start Information supplied

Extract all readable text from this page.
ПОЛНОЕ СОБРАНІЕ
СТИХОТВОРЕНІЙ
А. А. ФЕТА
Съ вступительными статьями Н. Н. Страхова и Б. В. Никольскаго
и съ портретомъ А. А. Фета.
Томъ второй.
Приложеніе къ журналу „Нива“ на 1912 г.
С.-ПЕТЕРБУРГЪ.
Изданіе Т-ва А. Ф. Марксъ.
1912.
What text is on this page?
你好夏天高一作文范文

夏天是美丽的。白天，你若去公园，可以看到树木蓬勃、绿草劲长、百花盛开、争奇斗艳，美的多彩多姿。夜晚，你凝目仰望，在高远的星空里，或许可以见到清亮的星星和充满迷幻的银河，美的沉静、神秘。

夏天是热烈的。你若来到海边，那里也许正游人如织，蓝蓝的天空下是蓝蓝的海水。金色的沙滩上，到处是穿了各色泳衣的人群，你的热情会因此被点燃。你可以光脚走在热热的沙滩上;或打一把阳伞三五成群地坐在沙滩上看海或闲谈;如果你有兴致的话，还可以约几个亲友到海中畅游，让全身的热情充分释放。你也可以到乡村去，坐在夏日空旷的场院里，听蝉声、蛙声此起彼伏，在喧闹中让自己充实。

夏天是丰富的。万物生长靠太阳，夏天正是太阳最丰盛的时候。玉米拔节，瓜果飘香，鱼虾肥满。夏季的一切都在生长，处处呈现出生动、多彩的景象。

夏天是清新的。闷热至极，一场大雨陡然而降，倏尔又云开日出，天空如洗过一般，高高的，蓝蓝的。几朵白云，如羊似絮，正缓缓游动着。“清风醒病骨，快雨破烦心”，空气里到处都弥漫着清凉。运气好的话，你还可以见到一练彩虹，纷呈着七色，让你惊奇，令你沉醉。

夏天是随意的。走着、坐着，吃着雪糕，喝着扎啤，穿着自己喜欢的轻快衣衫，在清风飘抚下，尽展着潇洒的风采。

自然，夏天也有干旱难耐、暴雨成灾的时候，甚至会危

end Information supplied

» **Work to do**
Send back all of the entries exactly, with nothing missing.

» **The output**
Extract all readable text from this page.
ПОЛНОЕ СОБРАНІЕ
СТИХОТВОРЕНІЙ
А. А. ФЕТА
Съ вступительными статьями Н. Н. Страхова и Б. В. Никольскаго
и съ портретомъ А. А. Фета.
Томъ второй.
Приложеніе къ журналу „Нива“ на 1912 г.
С.-ПЕТЕРБУРГЪ.
Изданіе Т-ва А. Ф. Марксъ.
1912.
What text is on this page?
你好夏天高一作文范文

夏天是美丽的。白天，你若去公园，可以看到树木蓬勃、绿草劲长、百花盛开、争奇斗艳，美的多彩多姿。夜晚，你凝目仰望，在高远的星空里，或许可以见到清亮的星星和充满迷幻的银河，美的沉静、神秘。

夏天是热烈的。你若来到海边，那里也许正游人如织，蓝蓝的天空下是蓝蓝的海水。金色的沙滩上，到处是穿了各色泳衣的人群，你的热情会因此被点燃。你可以光脚走在热热的沙滩上;或打一把阳伞三五成群地坐在沙滩上看海或闲谈;如果你有兴致的话，还可以约几个亲友到海中畅游，让全身的热情充分释放。你也可以到乡村去，坐在夏日空旷的场院里，听蝉声、蛙声此起彼伏，在喧闹中让自己充实。

夏天是丰富的。万物生长靠太阳，夏天正是太阳最丰盛的时候。玉米拔节，瓜果飘香，鱼虾肥满。夏季的一切都在生长，处处呈现出生动、多彩的景象。

夏天是清新的。闷热至极，一场大雨陡然而降，倏尔又云开日出，天空如洗过一般，高高的，蓝蓝的。几朵白云，如羊似絮，正缓缓游动着。“清风醒病骨，快雨破烦心”，空气里到处都弥漫着清凉。运气好的话，你还可以见到一练彩虹，纷呈着七色，让你惊奇，令你沉醉。

夏天是随意的。走着、坐着，吃着雪糕，喝着扎啤，穿着自己喜欢的轻快衣衫，在清风飘抚下，尽展着潇洒的风采。

自然，夏天也有干旱难耐、暴雨成灾的时候，甚至会危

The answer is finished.